● Records provided
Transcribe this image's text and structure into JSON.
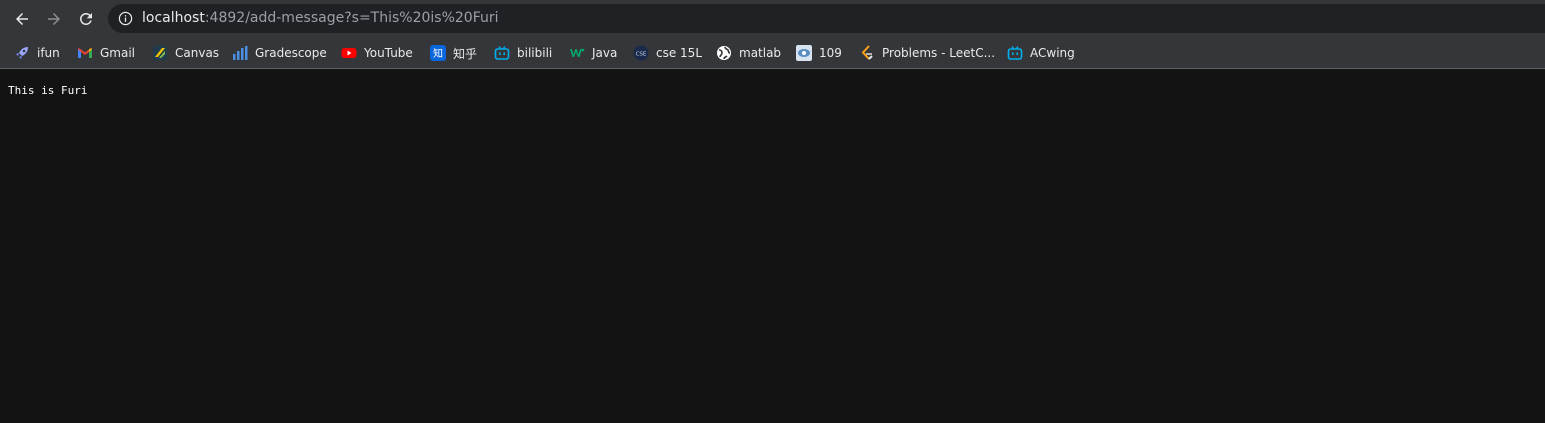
{
  "browser": {
    "url_host": "localhost",
    "url_rest": ":4892/add-message?s=This%20is%20Furi"
  },
  "nav": {
    "back_icon": "arrow-left-icon",
    "forward_icon": "arrow-right-icon",
    "reload_icon": "reload-icon",
    "info_icon": "info-icon"
  },
  "bookmarks": [
    {
      "label": "ifun",
      "icon": "rocket-icon"
    },
    {
      "label": "Gmail",
      "icon": "gmail-icon"
    },
    {
      "label": "Canvas",
      "icon": "canvas-icon"
    },
    {
      "label": "Gradescope",
      "icon": "bar-chart-icon"
    },
    {
      "label": "YouTube",
      "icon": "youtube-icon"
    },
    {
      "label": "知乎",
      "icon": "zhihu-icon"
    },
    {
      "label": "bilibili",
      "icon": "bilibili-icon"
    },
    {
      "label": "Java",
      "icon": "w3-icon"
    },
    {
      "label": "cse 15L",
      "icon": "cse-icon"
    },
    {
      "label": "matlab",
      "icon": "globe-icon"
    },
    {
      "label": "109",
      "icon": "eye-icon"
    },
    {
      "label": "Problems - LeetC...",
      "icon": "leetcode-icon"
    },
    {
      "label": "ACwing",
      "icon": "bilibili-icon"
    }
  ],
  "page": {
    "message": "This is Furi"
  }
}
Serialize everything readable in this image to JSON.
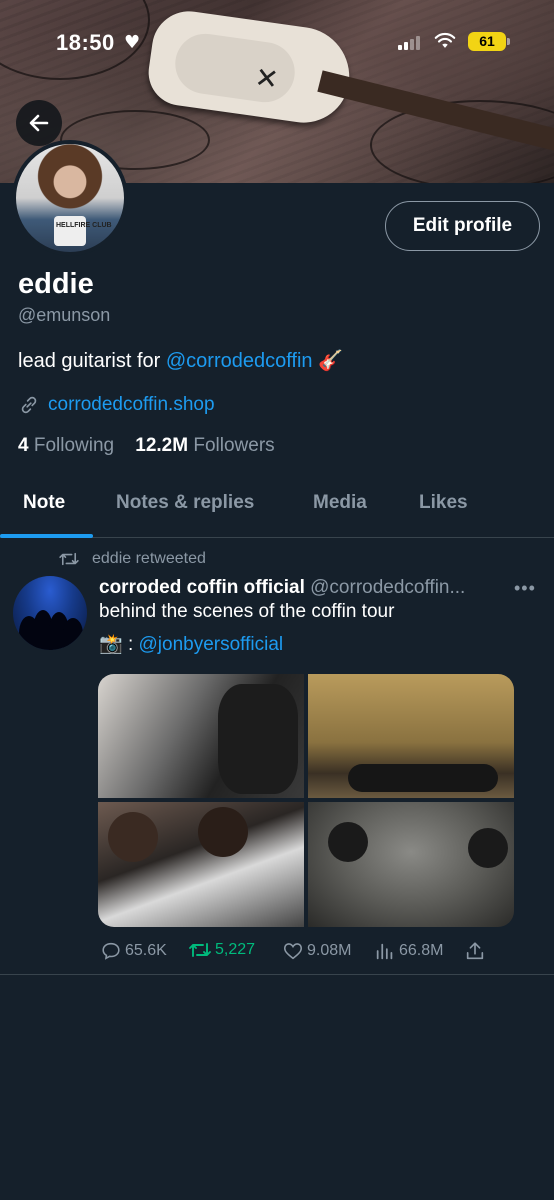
{
  "status_bar": {
    "time": "18:50",
    "battery": "61"
  },
  "profile": {
    "name": "eddie",
    "handle": "@emunson",
    "bio_text": "lead guitarist for ",
    "bio_mention": "@corrodedcoffin",
    "bio_emoji": "🎸",
    "link": "corrodedcoffin.shop",
    "following_count": "4",
    "following_label": "Following",
    "followers_count": "12.2M",
    "followers_label": "Followers",
    "edit_button": "Edit profile",
    "avatar_shirt_text": "HELLFIRE CLUB"
  },
  "tabs": [
    {
      "label": "Note"
    },
    {
      "label": "Notes & replies"
    },
    {
      "label": "Media"
    },
    {
      "label": "Likes"
    }
  ],
  "tweet": {
    "retweeted_by": "eddie retweeted",
    "display_name": "corroded coffin official",
    "handle": "@corrodedcoffin...",
    "more": "•••",
    "text": "behind the scenes of the coffin tour",
    "credit_emoji": "📸",
    "credit_sep": " : ",
    "credit_mention": "@jonbyersofficial",
    "replies": "65.6K",
    "retweets": "5,227",
    "likes": "9.08M",
    "views": "66.8M"
  },
  "colors": {
    "background": "#15202b",
    "accent": "#1d9bf0",
    "muted": "#8b98a5",
    "retweet": "#00ba7c",
    "battery": "#f2d414"
  },
  "icons": [
    "back-arrow-icon",
    "link-icon",
    "retweet-icon",
    "reply-icon",
    "like-icon",
    "views-icon",
    "share-icon",
    "heart-icon",
    "wifi-icon",
    "signal-icon"
  ]
}
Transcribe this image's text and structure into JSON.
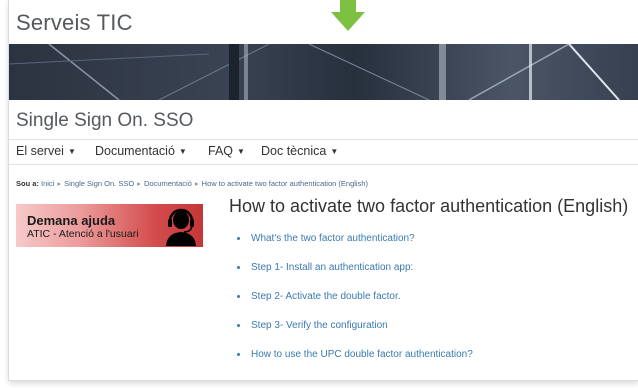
{
  "site": {
    "title": "Serveis TIC"
  },
  "section": {
    "title": "Single Sign On. SSO"
  },
  "nav": {
    "items": [
      {
        "label": "El servei"
      },
      {
        "label": "Documentació"
      },
      {
        "label": "FAQ"
      },
      {
        "label": "Doc tècnica"
      }
    ]
  },
  "breadcrumb": {
    "prefix": "Sou a:",
    "items": [
      "Inici",
      "Single Sign On. SSO",
      "Documentació",
      "How to activate two factor authentication (English)"
    ]
  },
  "help": {
    "title": "Demana ajuda",
    "subtitle": "ATIC - Atenció a l'usuari"
  },
  "page": {
    "heading": "How to activate two factor authentication (English)"
  },
  "toc": {
    "items": [
      "What's the two factor authentication?",
      "Step 1- Install an authentication app:",
      "Step 2- Activate the double factor.",
      "Step 3- Verify the configuration",
      "How to use the UPC double factor authentication?"
    ]
  },
  "colors": {
    "arrow": "#7cc142",
    "link": "#3a7ab0",
    "help_box": "#d24b4b"
  },
  "icons": {
    "arrow": "arrow-down-icon",
    "headset": "headset-agent-icon",
    "caret": "caret-down-icon"
  }
}
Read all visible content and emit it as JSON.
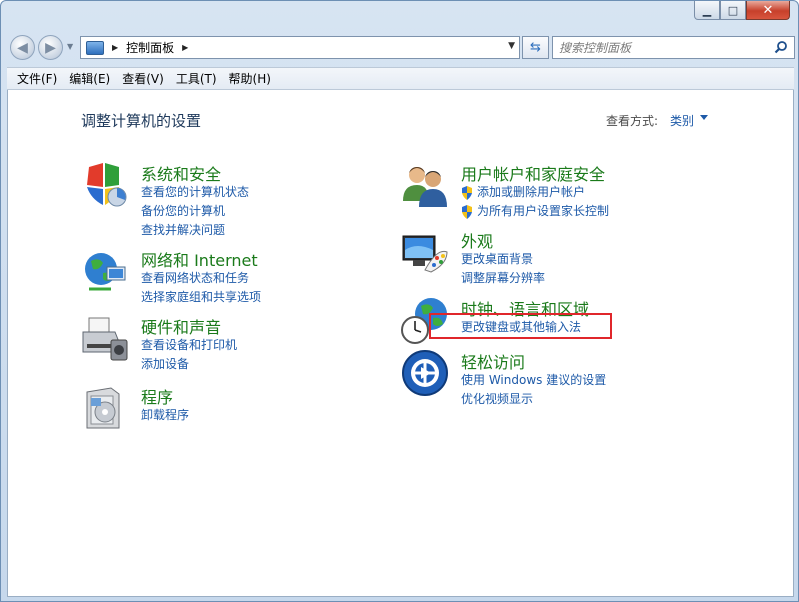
{
  "window": {
    "caption_min": "▁",
    "caption_max": "□",
    "caption_close": "✕"
  },
  "nav": {
    "back_glyph": "◀",
    "fwd_glyph": "▶"
  },
  "address": {
    "crumb": "控制面板"
  },
  "search": {
    "placeholder": "搜索控制面板"
  },
  "menu": [
    "文件(F)",
    "编辑(E)",
    "查看(V)",
    "工具(T)",
    "帮助(H)"
  ],
  "page": {
    "title": "调整计算机的设置",
    "view_by_label": "查看方式:",
    "view_by_value": "类别"
  },
  "categories": {
    "system_security": {
      "title": "系统和安全",
      "links": [
        "查看您的计算机状态",
        "备份您的计算机",
        "查找并解决问题"
      ]
    },
    "network": {
      "title": "网络和 Internet",
      "links": [
        "查看网络状态和任务",
        "选择家庭组和共享选项"
      ]
    },
    "hardware": {
      "title": "硬件和声音",
      "links": [
        "查看设备和打印机",
        "添加设备"
      ]
    },
    "programs": {
      "title": "程序",
      "links": [
        "卸载程序"
      ]
    },
    "user_accounts": {
      "title": "用户帐户和家庭安全",
      "links": [
        "添加或删除用户帐户",
        "为所有用户设置家长控制"
      ]
    },
    "appearance": {
      "title": "外观",
      "links": [
        "更改桌面背景",
        "调整屏幕分辨率"
      ]
    },
    "clock_region": {
      "title": "时钟、语言和区域",
      "links": [
        "更改键盘或其他输入法"
      ]
    },
    "ease_access": {
      "title": "轻松访问",
      "links": [
        "使用 Windows 建议的设置",
        "优化视频显示"
      ]
    }
  },
  "icons": {
    "system_security": "shield-icon",
    "network": "globe-network-icon",
    "hardware": "printer-icon",
    "programs": "program-box-icon",
    "user_accounts": "users-icon",
    "appearance": "monitor-palette-icon",
    "clock_region": "clock-globe-icon",
    "ease_access": "ease-of-access-icon",
    "uac_shield": "uac-shield-icon"
  },
  "colors": {
    "category_title": "#1a7a1a",
    "link": "#1e5aa8",
    "highlight": "#e0262b"
  }
}
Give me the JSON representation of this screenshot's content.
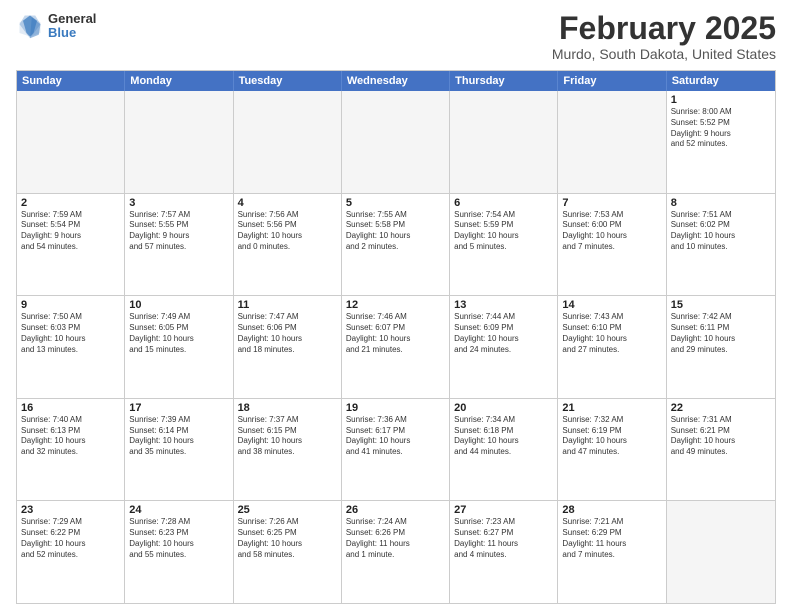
{
  "header": {
    "logo": {
      "general": "General",
      "blue": "Blue"
    },
    "title": "February 2025",
    "location": "Murdo, South Dakota, United States"
  },
  "days_of_week": [
    "Sunday",
    "Monday",
    "Tuesday",
    "Wednesday",
    "Thursday",
    "Friday",
    "Saturday"
  ],
  "weeks": [
    [
      {
        "day": "",
        "empty": true,
        "text": ""
      },
      {
        "day": "",
        "empty": true,
        "text": ""
      },
      {
        "day": "",
        "empty": true,
        "text": ""
      },
      {
        "day": "",
        "empty": true,
        "text": ""
      },
      {
        "day": "",
        "empty": true,
        "text": ""
      },
      {
        "day": "",
        "empty": true,
        "text": ""
      },
      {
        "day": "1",
        "empty": false,
        "text": "Sunrise: 8:00 AM\nSunset: 5:52 PM\nDaylight: 9 hours\nand 52 minutes."
      }
    ],
    [
      {
        "day": "2",
        "empty": false,
        "text": "Sunrise: 7:59 AM\nSunset: 5:54 PM\nDaylight: 9 hours\nand 54 minutes."
      },
      {
        "day": "3",
        "empty": false,
        "text": "Sunrise: 7:57 AM\nSunset: 5:55 PM\nDaylight: 9 hours\nand 57 minutes."
      },
      {
        "day": "4",
        "empty": false,
        "text": "Sunrise: 7:56 AM\nSunset: 5:56 PM\nDaylight: 10 hours\nand 0 minutes."
      },
      {
        "day": "5",
        "empty": false,
        "text": "Sunrise: 7:55 AM\nSunset: 5:58 PM\nDaylight: 10 hours\nand 2 minutes."
      },
      {
        "day": "6",
        "empty": false,
        "text": "Sunrise: 7:54 AM\nSunset: 5:59 PM\nDaylight: 10 hours\nand 5 minutes."
      },
      {
        "day": "7",
        "empty": false,
        "text": "Sunrise: 7:53 AM\nSunset: 6:00 PM\nDaylight: 10 hours\nand 7 minutes."
      },
      {
        "day": "8",
        "empty": false,
        "text": "Sunrise: 7:51 AM\nSunset: 6:02 PM\nDaylight: 10 hours\nand 10 minutes."
      }
    ],
    [
      {
        "day": "9",
        "empty": false,
        "text": "Sunrise: 7:50 AM\nSunset: 6:03 PM\nDaylight: 10 hours\nand 13 minutes."
      },
      {
        "day": "10",
        "empty": false,
        "text": "Sunrise: 7:49 AM\nSunset: 6:05 PM\nDaylight: 10 hours\nand 15 minutes."
      },
      {
        "day": "11",
        "empty": false,
        "text": "Sunrise: 7:47 AM\nSunset: 6:06 PM\nDaylight: 10 hours\nand 18 minutes."
      },
      {
        "day": "12",
        "empty": false,
        "text": "Sunrise: 7:46 AM\nSunset: 6:07 PM\nDaylight: 10 hours\nand 21 minutes."
      },
      {
        "day": "13",
        "empty": false,
        "text": "Sunrise: 7:44 AM\nSunset: 6:09 PM\nDaylight: 10 hours\nand 24 minutes."
      },
      {
        "day": "14",
        "empty": false,
        "text": "Sunrise: 7:43 AM\nSunset: 6:10 PM\nDaylight: 10 hours\nand 27 minutes."
      },
      {
        "day": "15",
        "empty": false,
        "text": "Sunrise: 7:42 AM\nSunset: 6:11 PM\nDaylight: 10 hours\nand 29 minutes."
      }
    ],
    [
      {
        "day": "16",
        "empty": false,
        "text": "Sunrise: 7:40 AM\nSunset: 6:13 PM\nDaylight: 10 hours\nand 32 minutes."
      },
      {
        "day": "17",
        "empty": false,
        "text": "Sunrise: 7:39 AM\nSunset: 6:14 PM\nDaylight: 10 hours\nand 35 minutes."
      },
      {
        "day": "18",
        "empty": false,
        "text": "Sunrise: 7:37 AM\nSunset: 6:15 PM\nDaylight: 10 hours\nand 38 minutes."
      },
      {
        "day": "19",
        "empty": false,
        "text": "Sunrise: 7:36 AM\nSunset: 6:17 PM\nDaylight: 10 hours\nand 41 minutes."
      },
      {
        "day": "20",
        "empty": false,
        "text": "Sunrise: 7:34 AM\nSunset: 6:18 PM\nDaylight: 10 hours\nand 44 minutes."
      },
      {
        "day": "21",
        "empty": false,
        "text": "Sunrise: 7:32 AM\nSunset: 6:19 PM\nDaylight: 10 hours\nand 47 minutes."
      },
      {
        "day": "22",
        "empty": false,
        "text": "Sunrise: 7:31 AM\nSunset: 6:21 PM\nDaylight: 10 hours\nand 49 minutes."
      }
    ],
    [
      {
        "day": "23",
        "empty": false,
        "text": "Sunrise: 7:29 AM\nSunset: 6:22 PM\nDaylight: 10 hours\nand 52 minutes."
      },
      {
        "day": "24",
        "empty": false,
        "text": "Sunrise: 7:28 AM\nSunset: 6:23 PM\nDaylight: 10 hours\nand 55 minutes."
      },
      {
        "day": "25",
        "empty": false,
        "text": "Sunrise: 7:26 AM\nSunset: 6:25 PM\nDaylight: 10 hours\nand 58 minutes."
      },
      {
        "day": "26",
        "empty": false,
        "text": "Sunrise: 7:24 AM\nSunset: 6:26 PM\nDaylight: 11 hours\nand 1 minute."
      },
      {
        "day": "27",
        "empty": false,
        "text": "Sunrise: 7:23 AM\nSunset: 6:27 PM\nDaylight: 11 hours\nand 4 minutes."
      },
      {
        "day": "28",
        "empty": false,
        "text": "Sunrise: 7:21 AM\nSunset: 6:29 PM\nDaylight: 11 hours\nand 7 minutes."
      },
      {
        "day": "",
        "empty": true,
        "text": ""
      }
    ]
  ]
}
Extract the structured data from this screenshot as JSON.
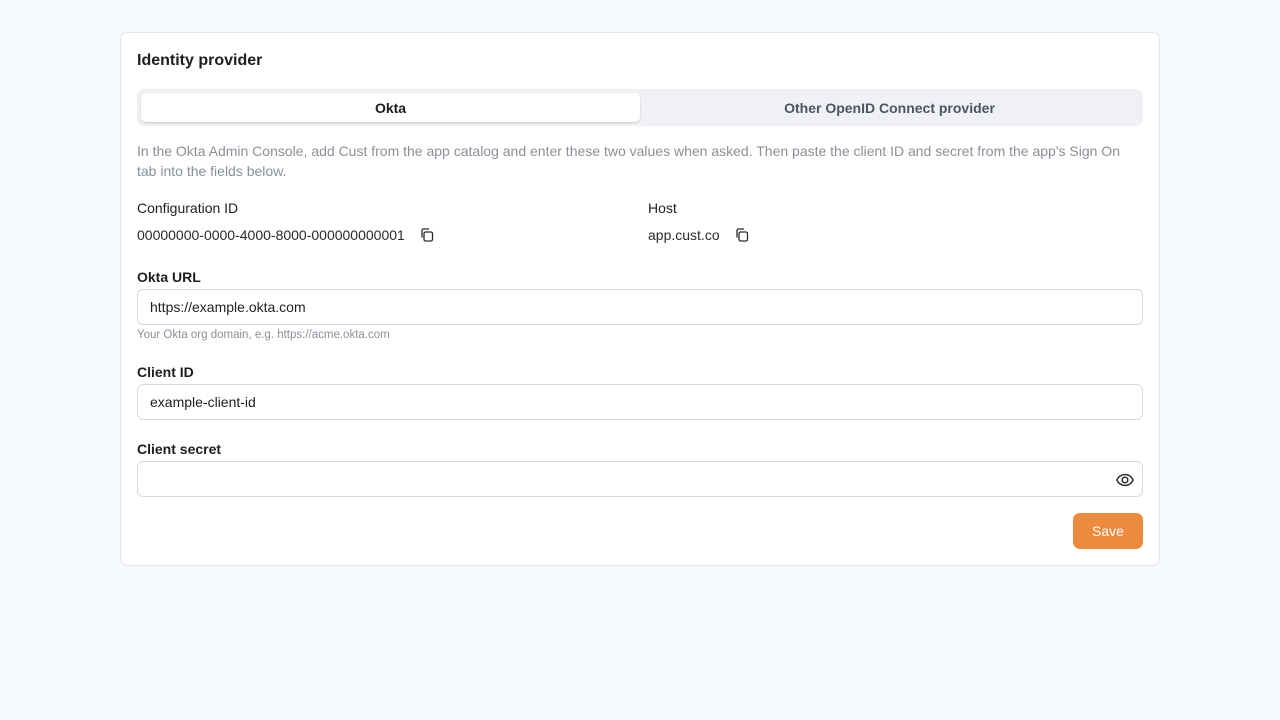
{
  "card": {
    "title": "Identity provider"
  },
  "tabs": [
    {
      "label": "Okta",
      "active": true
    },
    {
      "label": "Other OpenID Connect provider",
      "active": false
    }
  ],
  "help_text": "In the Okta Admin Console, add Cust from the app catalog and enter these two values when asked. Then paste the client ID and secret from the app's Sign On tab into the fields below.",
  "configuration": {
    "label": "Configuration ID",
    "value": "00000000-0000-4000-8000-000000000001",
    "copy_icon": "copy-icon"
  },
  "host": {
    "label": "Host",
    "value": "app.cust.co",
    "copy_icon": "copy-icon"
  },
  "okta_url": {
    "label": "Okta URL",
    "value": "https://example.okta.com",
    "hint": "Your Okta org domain, e.g. https://acme.okta.com"
  },
  "client_id": {
    "label": "Client ID",
    "value": "example-client-id"
  },
  "client_secret": {
    "label": "Client secret",
    "value": "",
    "reveal_icon": "eye-icon"
  },
  "save_label": "Save",
  "colors": {
    "accent": "#ec8a3d",
    "background": "#f5f8fc",
    "muted_text": "#8a9099"
  }
}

● What you should do
Identify the lines in the entries that hold "eddie" and return each one.

● Exercise response
    "name": "eddie",
    "retweeted_by": "eddie retweeted",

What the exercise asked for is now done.